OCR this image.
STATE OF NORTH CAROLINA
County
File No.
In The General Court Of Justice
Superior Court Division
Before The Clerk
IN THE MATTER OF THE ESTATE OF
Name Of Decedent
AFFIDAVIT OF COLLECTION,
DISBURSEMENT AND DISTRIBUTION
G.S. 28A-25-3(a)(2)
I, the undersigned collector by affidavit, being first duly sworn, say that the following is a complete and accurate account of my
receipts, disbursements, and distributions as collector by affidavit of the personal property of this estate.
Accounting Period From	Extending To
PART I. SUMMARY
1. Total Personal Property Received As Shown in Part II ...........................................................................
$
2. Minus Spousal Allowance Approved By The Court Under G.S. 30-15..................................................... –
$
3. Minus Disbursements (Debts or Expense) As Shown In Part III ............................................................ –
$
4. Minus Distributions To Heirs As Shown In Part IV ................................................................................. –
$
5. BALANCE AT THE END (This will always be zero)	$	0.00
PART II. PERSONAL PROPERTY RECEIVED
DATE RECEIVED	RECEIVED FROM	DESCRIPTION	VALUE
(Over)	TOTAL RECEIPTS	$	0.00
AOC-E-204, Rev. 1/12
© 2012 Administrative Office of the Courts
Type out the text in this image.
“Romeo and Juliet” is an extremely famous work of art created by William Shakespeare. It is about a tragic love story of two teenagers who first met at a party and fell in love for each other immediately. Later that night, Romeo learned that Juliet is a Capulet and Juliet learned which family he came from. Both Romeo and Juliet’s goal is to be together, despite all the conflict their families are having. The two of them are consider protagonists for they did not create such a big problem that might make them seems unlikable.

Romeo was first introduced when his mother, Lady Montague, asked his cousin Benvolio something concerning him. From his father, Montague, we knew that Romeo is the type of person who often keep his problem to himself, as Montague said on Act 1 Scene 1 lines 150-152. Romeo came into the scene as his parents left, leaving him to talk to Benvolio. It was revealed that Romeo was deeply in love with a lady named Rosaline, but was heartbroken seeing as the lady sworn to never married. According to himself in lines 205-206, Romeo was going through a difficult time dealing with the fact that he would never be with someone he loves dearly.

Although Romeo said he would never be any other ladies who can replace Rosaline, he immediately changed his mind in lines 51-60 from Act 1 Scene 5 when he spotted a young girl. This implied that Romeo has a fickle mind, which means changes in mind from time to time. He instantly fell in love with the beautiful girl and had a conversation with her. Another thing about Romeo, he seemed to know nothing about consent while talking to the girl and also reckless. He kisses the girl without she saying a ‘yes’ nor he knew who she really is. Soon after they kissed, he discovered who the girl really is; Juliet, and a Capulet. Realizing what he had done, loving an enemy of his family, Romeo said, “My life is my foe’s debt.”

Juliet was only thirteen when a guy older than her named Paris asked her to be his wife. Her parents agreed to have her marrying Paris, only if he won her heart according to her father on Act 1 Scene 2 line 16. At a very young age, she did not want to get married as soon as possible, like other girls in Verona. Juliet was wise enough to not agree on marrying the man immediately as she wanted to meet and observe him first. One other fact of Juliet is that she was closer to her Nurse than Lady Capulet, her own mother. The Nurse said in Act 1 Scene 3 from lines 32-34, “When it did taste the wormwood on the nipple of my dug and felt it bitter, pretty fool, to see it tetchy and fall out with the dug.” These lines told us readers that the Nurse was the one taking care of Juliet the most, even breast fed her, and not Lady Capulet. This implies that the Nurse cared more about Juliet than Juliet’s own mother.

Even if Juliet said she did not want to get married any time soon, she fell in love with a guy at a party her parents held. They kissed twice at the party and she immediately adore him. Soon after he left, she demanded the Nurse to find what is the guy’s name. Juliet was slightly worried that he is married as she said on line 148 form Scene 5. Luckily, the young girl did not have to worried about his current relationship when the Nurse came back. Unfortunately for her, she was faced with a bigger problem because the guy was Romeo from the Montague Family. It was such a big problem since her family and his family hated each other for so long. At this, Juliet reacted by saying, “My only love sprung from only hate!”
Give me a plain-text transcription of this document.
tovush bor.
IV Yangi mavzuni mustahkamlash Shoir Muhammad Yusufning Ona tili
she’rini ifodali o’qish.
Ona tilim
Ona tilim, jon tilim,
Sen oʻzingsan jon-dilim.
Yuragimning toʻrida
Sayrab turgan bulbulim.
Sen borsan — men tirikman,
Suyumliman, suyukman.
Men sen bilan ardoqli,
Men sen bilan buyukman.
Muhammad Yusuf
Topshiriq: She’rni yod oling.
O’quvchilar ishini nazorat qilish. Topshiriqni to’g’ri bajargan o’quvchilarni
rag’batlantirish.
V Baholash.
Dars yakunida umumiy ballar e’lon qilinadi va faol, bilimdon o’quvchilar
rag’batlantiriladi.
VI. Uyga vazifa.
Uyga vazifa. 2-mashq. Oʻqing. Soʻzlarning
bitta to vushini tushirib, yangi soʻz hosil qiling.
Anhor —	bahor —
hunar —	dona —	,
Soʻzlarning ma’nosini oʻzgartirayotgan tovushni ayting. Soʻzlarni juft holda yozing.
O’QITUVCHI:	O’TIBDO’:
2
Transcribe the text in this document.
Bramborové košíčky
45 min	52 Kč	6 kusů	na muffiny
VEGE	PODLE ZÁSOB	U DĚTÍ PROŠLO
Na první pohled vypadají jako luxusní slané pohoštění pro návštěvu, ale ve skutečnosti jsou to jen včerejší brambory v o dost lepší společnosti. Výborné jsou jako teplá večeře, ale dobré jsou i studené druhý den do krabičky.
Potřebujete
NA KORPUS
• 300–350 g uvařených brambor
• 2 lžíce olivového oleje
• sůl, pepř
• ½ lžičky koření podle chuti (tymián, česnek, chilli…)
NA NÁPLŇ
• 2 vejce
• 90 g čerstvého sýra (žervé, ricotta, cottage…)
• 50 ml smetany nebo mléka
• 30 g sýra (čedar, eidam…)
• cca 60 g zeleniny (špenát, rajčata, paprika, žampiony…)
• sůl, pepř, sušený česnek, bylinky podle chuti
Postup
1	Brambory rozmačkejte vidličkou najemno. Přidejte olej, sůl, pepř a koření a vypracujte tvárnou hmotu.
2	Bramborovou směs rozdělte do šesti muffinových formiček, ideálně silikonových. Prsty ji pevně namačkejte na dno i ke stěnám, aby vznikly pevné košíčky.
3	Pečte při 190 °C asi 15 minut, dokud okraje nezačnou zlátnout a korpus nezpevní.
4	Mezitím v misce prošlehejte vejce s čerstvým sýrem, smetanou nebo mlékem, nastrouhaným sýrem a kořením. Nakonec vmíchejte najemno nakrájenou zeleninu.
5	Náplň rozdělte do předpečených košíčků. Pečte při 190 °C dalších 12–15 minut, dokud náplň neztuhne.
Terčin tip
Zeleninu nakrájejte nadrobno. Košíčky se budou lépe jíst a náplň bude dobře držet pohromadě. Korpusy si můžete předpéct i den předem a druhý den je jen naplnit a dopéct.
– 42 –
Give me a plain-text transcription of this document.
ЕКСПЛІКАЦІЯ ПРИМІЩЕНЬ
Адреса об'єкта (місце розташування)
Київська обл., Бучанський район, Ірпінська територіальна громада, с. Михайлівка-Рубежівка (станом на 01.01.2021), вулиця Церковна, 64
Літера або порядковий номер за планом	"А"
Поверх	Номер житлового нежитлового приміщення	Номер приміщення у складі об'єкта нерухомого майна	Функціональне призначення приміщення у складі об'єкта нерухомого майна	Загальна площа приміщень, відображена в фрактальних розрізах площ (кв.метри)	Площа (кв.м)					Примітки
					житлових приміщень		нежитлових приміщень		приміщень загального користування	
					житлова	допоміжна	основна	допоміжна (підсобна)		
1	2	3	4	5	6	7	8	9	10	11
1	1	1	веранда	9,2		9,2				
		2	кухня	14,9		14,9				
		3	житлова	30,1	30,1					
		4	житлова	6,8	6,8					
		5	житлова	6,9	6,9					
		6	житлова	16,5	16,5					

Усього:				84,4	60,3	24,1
■ ■ ■ ■ ■
* Aim:
Above are the records; copy every line in them that holds the word "dokud".

* Answer to this exercise:
3	Pečte při 190 °C asi 15 minut, dokud okraje nezačnou zlátnout a korpus nezpevní.
5	Náplň rozdělte do předpečených košíčků. Pečte při 190 °C dalších 12–15 minut, dokud náplň neztuhne.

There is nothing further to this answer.